Do this: Where does the string "cahier" appear? Copy every line of the entries below that holds it.

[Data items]
— Start —

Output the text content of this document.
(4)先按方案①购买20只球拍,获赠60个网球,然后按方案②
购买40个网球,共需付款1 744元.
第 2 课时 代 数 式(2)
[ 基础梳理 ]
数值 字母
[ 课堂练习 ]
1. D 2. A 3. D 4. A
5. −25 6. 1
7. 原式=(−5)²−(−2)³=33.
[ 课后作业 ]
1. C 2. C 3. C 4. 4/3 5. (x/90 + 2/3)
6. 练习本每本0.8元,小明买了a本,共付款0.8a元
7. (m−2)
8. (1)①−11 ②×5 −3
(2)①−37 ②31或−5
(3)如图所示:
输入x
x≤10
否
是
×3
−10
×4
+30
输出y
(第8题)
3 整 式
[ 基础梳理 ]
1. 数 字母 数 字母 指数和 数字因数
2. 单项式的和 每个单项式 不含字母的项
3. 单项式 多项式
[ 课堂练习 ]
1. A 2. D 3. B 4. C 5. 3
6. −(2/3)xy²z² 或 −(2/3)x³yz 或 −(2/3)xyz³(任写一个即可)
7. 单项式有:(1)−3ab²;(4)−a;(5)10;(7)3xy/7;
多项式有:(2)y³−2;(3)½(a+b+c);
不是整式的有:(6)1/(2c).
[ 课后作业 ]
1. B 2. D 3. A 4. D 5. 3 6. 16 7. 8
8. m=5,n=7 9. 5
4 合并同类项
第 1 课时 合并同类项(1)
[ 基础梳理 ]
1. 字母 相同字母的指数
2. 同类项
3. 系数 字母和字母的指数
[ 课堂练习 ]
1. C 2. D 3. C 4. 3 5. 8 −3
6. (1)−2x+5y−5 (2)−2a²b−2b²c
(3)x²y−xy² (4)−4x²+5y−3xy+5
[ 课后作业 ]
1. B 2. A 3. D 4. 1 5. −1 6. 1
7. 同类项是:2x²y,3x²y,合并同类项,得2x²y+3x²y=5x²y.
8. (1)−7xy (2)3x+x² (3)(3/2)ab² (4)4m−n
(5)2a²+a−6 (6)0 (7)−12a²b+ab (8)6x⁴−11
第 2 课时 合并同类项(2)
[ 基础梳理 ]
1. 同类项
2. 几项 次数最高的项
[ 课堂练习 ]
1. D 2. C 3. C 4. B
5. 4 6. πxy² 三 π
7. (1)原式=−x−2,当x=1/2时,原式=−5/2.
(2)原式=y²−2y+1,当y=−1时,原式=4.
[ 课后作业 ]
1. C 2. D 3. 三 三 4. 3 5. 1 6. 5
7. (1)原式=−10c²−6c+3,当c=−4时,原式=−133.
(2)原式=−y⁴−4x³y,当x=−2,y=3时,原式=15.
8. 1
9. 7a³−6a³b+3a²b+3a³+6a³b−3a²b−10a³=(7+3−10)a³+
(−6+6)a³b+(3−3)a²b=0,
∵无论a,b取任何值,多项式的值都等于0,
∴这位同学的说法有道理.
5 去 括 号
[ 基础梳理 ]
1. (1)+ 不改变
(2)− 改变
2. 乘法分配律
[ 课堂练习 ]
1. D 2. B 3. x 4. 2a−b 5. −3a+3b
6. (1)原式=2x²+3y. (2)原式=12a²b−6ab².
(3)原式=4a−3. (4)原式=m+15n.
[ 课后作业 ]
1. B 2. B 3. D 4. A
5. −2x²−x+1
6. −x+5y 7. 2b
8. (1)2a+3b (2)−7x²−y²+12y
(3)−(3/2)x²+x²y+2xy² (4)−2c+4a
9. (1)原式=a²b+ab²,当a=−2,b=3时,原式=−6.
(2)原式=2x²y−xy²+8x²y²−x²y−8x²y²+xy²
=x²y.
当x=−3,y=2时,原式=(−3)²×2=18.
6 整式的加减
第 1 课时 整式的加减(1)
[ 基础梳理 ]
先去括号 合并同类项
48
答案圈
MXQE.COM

— End —
— Start —

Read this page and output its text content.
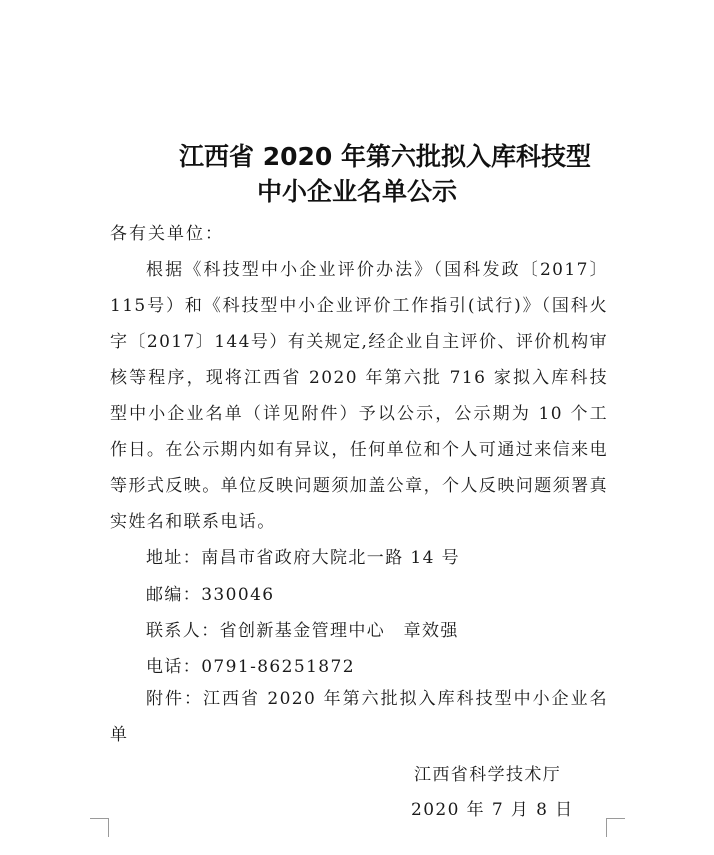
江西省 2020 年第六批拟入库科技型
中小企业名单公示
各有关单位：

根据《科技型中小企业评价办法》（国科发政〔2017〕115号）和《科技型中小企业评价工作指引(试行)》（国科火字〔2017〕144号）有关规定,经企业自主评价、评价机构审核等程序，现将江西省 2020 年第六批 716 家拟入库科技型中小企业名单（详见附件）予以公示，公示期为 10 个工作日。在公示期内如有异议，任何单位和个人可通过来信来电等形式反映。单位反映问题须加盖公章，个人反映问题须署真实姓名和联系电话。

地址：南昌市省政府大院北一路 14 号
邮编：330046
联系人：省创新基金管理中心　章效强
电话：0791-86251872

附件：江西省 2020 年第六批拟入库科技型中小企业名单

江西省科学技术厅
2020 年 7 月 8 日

— End —
— Start —

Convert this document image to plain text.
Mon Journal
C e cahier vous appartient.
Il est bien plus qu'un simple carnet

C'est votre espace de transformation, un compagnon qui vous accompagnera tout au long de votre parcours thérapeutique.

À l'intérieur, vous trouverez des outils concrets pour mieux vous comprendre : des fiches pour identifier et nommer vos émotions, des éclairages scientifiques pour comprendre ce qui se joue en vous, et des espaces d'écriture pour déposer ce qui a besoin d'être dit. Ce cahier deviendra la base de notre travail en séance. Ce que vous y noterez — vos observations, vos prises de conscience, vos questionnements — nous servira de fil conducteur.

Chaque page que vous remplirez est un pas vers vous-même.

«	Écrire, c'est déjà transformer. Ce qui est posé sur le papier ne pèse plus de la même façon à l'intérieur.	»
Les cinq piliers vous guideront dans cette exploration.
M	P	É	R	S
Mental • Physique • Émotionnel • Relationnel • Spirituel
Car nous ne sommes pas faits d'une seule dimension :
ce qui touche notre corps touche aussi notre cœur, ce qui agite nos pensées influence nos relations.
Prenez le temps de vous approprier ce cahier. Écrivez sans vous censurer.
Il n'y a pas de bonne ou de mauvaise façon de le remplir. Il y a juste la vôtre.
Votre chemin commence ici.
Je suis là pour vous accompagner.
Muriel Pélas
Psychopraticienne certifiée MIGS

— End —

Result for this task:
C e cahier vous appartient.
À l'intérieur, vous trouverez des outils concrets pour mieux vous comprendre : des fiches pour identifier et nommer vos émotions, des éclairages scientifiques pour comprendre ce qui se joue en vous, et des espaces d'écriture pour déposer ce qui a besoin d'être dit. Ce cahier deviendra la base de notre travail en séance. Ce que vous y noterez — vos observations, vos prises de conscience, vos questionnements — nous servira de fil conducteur.
Prenez le temps de vous approprier ce cahier. Écrivez sans vous censurer.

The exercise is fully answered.